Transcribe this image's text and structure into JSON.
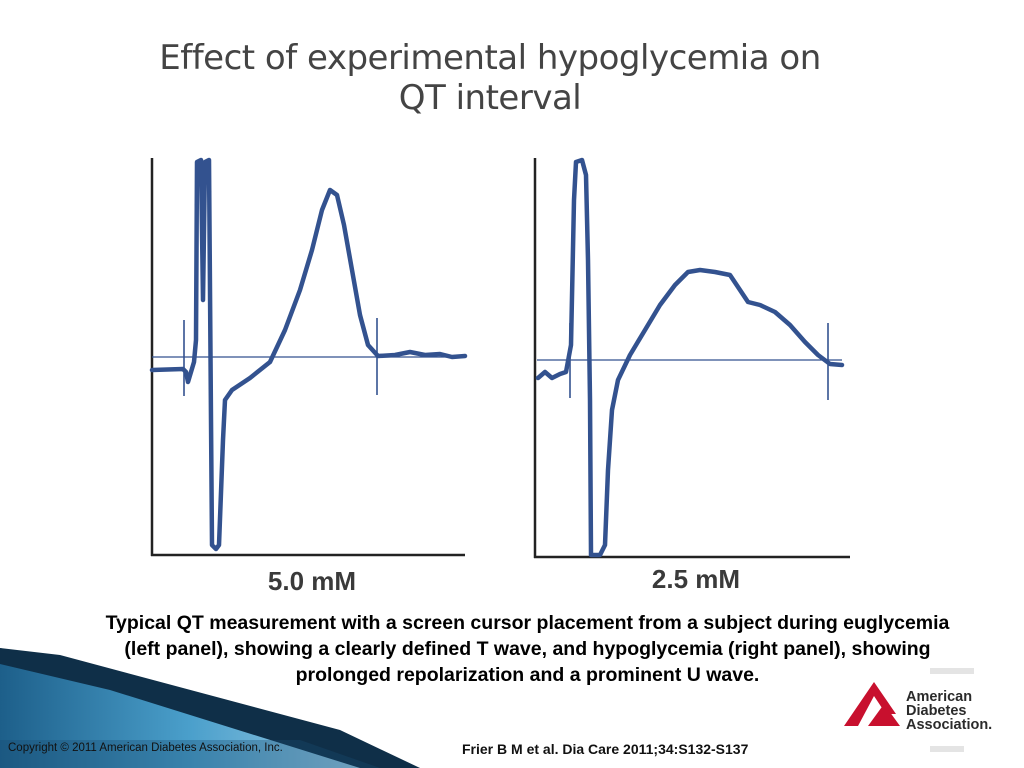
{
  "title": {
    "line1": "Effect of experimental hypoglycemia on",
    "line2": "QT interval"
  },
  "panels": [
    {
      "label": "5.0 mM"
    },
    {
      "label": "2.5 mM"
    }
  ],
  "caption": {
    "line1": "Typical QT measurement with a screen cursor placement from a subject during euglycemia",
    "line2": "(left panel), showing a clearly defined T wave, and hypoglycemia (right panel), showing",
    "line3": "prolonged repolarization and a prominent U wave."
  },
  "footer": {
    "copyright": "Copyright © 2011 American Diabetes Association, Inc.",
    "citation": "Frier B M et al. Dia Care 2011;34:S132-S137"
  },
  "logo": {
    "line1": "American",
    "line2": "Diabetes",
    "line3": "Association."
  },
  "colors": {
    "trace": "#33528f",
    "logo_red": "#c8102e",
    "band_dark": "#0f3450",
    "band_mid": "#2e7da8",
    "band_light": "#8cc0de"
  }
}
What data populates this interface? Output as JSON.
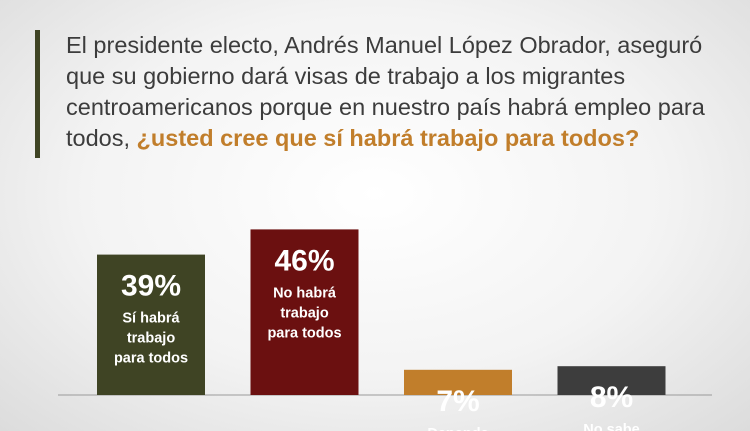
{
  "colors": {
    "accent_bar": "#3f4424",
    "text": "#3c3c3c",
    "highlight": "#c17e2b",
    "baseline": "#9a9a9a"
  },
  "question": {
    "text": "El presidente electo, Andrés Manuel López Obrador, aseguró que su gobierno dará visas de trabajo a los migrantes centroamericanos porque en nuestro país habrá empleo para todos, ",
    "highlight": "¿usted cree que sí habrá trabajo para todos?"
  },
  "chart_data": {
    "type": "bar",
    "categories": [
      "Sí habrá trabajo para todos",
      "No habrá trabajo para todos",
      "Depende",
      "No sabe"
    ],
    "category_lines": [
      [
        "Sí habrá",
        "trabajo",
        "para todos"
      ],
      [
        "No habrá",
        "trabajo",
        "para todos"
      ],
      [
        "Depende"
      ],
      [
        "No sabe"
      ]
    ],
    "values": [
      39,
      46,
      7,
      8
    ],
    "value_labels": [
      "39%",
      "46%",
      "7%",
      "8%"
    ],
    "colors": [
      "#3f4424",
      "#6b1010",
      "#c17e2b",
      "#3d3d3d"
    ],
    "title": "",
    "xlabel": "",
    "ylabel": "",
    "grid": false,
    "legend": "none"
  }
}
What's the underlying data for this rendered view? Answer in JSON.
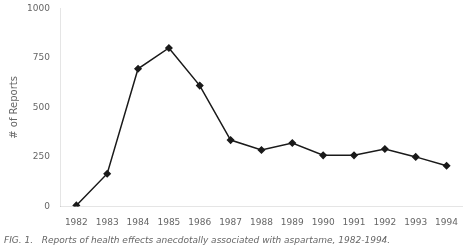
{
  "chart_data": {
    "type": "line",
    "x": [
      1982,
      1983,
      1984,
      1985,
      1986,
      1987,
      1988,
      1989,
      1990,
      1991,
      1992,
      1993,
      1994
    ],
    "values": [
      5,
      165,
      695,
      800,
      610,
      335,
      285,
      320,
      258,
      258,
      290,
      250,
      205
    ],
    "ylabel": "# of Reports",
    "caption": "FIG. 1.   Reports of health effects anecdotally associated with aspartame, 1982-1994.",
    "color": "#1a1a1a",
    "marker": "diamond",
    "xlim": [
      1981.5,
      1994.5
    ],
    "xticks": [
      1982,
      1983,
      1984,
      1985,
      1986,
      1987,
      1988,
      1989,
      1990,
      1991,
      1992,
      1993,
      1994
    ],
    "ylim": [
      0,
      1000
    ],
    "yticks": [
      0,
      250,
      500,
      750,
      1000
    ],
    "grid": false
  }
}
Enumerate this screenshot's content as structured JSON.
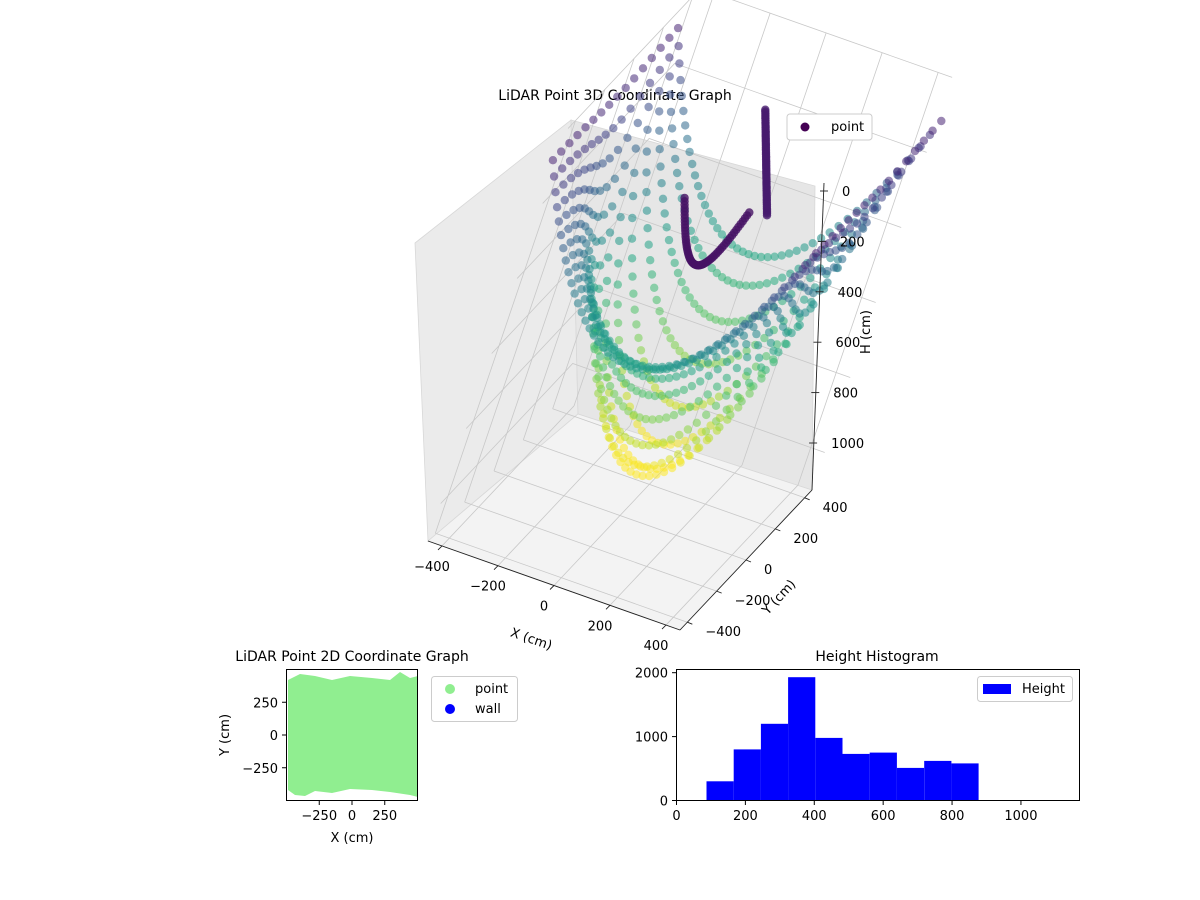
{
  "chart_data": [
    {
      "type": "scatter",
      "projection": "3d",
      "title": "LiDAR Point 3D Coordinate Graph",
      "xlabel": "X (cm)",
      "ylabel": "Y (cm)",
      "zlabel": "H (cm)",
      "xticks": [
        "−400",
        "−200",
        "0",
        "200",
        "400"
      ],
      "yticks": [
        "−400",
        "−200",
        "0",
        "200",
        "400"
      ],
      "zticks": [
        "0",
        "200",
        "400",
        "600",
        "800",
        "1000"
      ],
      "xlim": [
        -450,
        450
      ],
      "ylim": [
        -450,
        450
      ],
      "zlim": [
        0,
        1100
      ],
      "z_inverted": true,
      "colormap": "viridis",
      "legend": {
        "entries": [
          "point"
        ],
        "location": "top-right"
      },
      "series": [
        {
          "name": "point",
          "color": "#440154"
        }
      ],
      "grid": true
    },
    {
      "type": "scatter",
      "title": "LiDAR Point 2D Coordinate Graph",
      "xlabel": "X (cm)",
      "ylabel": "Y (cm)",
      "xticks": [
        -250,
        0,
        250
      ],
      "yticks": [
        250,
        0,
        -250
      ],
      "xlim": [
        -500,
        500
      ],
      "ylim": [
        -500,
        500
      ],
      "legend": {
        "entries": [
          "point",
          "wall"
        ],
        "location": "outside-right"
      },
      "series": [
        {
          "name": "point",
          "color": "#90ee90"
        },
        {
          "name": "wall",
          "color": "#0000ff"
        }
      ],
      "grid": false
    },
    {
      "type": "bar",
      "title": "Height Histogram",
      "xticks": [
        0,
        200,
        400,
        600,
        800,
        1000
      ],
      "yticks": [
        0,
        1000,
        2000
      ],
      "xlim": [
        0,
        1170
      ],
      "ylim": [
        0,
        2050
      ],
      "bin_edges": [
        87,
        166,
        245,
        324,
        403,
        482,
        561,
        640,
        719,
        798,
        877,
        956,
        1035,
        1114
      ],
      "values": [
        300,
        800,
        1200,
        1930,
        980,
        730,
        750,
        510,
        620,
        580,
        0,
        0,
        0
      ],
      "color": "#0000ff",
      "legend": {
        "entries": [
          "Height"
        ],
        "location": "top-right"
      },
      "series": [
        {
          "name": "Height",
          "values": [
            300,
            800,
            1200,
            1930,
            980,
            730,
            750,
            510,
            620,
            580,
            0,
            0,
            0
          ]
        }
      ],
      "grid": false
    }
  ]
}
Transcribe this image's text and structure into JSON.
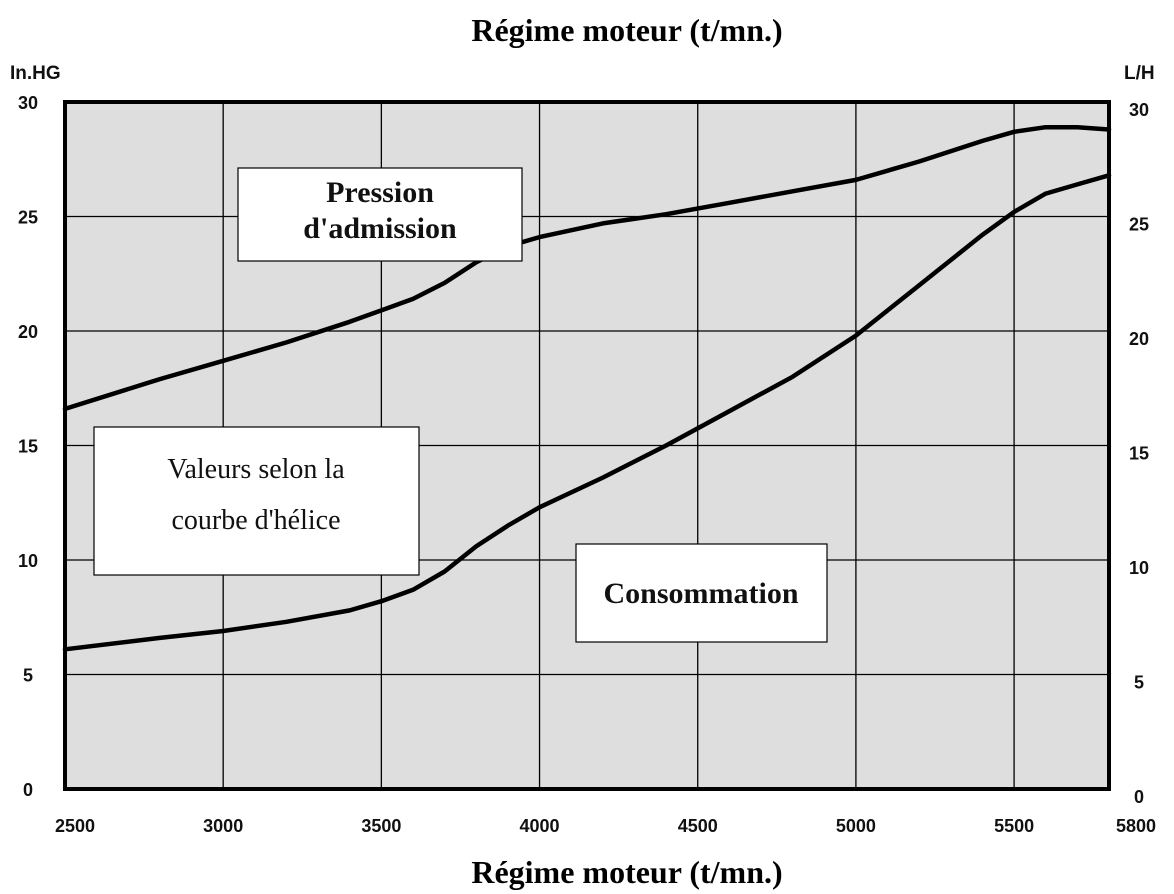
{
  "chart_data": {
    "type": "line",
    "title": "Régime moteur (t/mn.)",
    "xlabel": "Régime moteur (t/mn.)",
    "ylabel_left": "In.HG",
    "ylabel_right": "L/H",
    "xlim": [
      2500,
      5800
    ],
    "ylim": [
      0,
      30
    ],
    "ylim_right": [
      0,
      30
    ],
    "x_ticks": [
      2500,
      3000,
      3500,
      4000,
      4500,
      5000,
      5500,
      5800
    ],
    "y_ticks_left": [
      0,
      5,
      10,
      15,
      20,
      25,
      30
    ],
    "y_ticks_right": [
      0,
      5,
      10,
      15,
      20,
      25,
      30
    ],
    "grid": true,
    "background": "#dedede",
    "line_color": "#000000",
    "series": [
      {
        "name": "Pression d'admission",
        "axis": "left",
        "x": [
          2500,
          2800,
          3000,
          3200,
          3400,
          3600,
          3700,
          3800,
          3900,
          4000,
          4200,
          4400,
          4600,
          4800,
          5000,
          5200,
          5400,
          5500,
          5600,
          5700,
          5800
        ],
        "y": [
          16.6,
          17.9,
          18.7,
          19.5,
          20.4,
          21.4,
          22.1,
          23.0,
          23.7,
          24.1,
          24.7,
          25.1,
          25.6,
          26.1,
          26.6,
          27.4,
          28.3,
          28.7,
          28.9,
          28.9,
          28.8
        ]
      },
      {
        "name": "Consommation",
        "axis": "right",
        "x": [
          2500,
          2800,
          3000,
          3200,
          3400,
          3500,
          3600,
          3700,
          3800,
          3900,
          4000,
          4200,
          4400,
          4600,
          4800,
          5000,
          5200,
          5400,
          5500,
          5600,
          5700,
          5800
        ],
        "y": [
          6.1,
          6.6,
          6.9,
          7.3,
          7.8,
          8.2,
          8.7,
          9.5,
          10.6,
          11.5,
          12.3,
          13.6,
          15.0,
          16.5,
          18.0,
          19.8,
          22.0,
          24.2,
          25.2,
          26.0,
          26.4,
          26.8
        ]
      }
    ],
    "annotations": {
      "pression": [
        "Pression",
        "d'admission"
      ],
      "valeurs": [
        "Valeurs selon la",
        "courbe d'hélice"
      ],
      "consommation": "Consommation"
    }
  }
}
+++++
*Work to complete:*
Select, from the listing, all lines that include the word "title".

*Answer for this exercise:*
  "title": {
    "title": "",
      "title": "LiDAR Point 3D Coordinate Graph",
      "title": "LiDAR Point 2D Coordinate Graph",
      "title": "Height Histogram",
    "title": "Régime moteur (t/mn.)",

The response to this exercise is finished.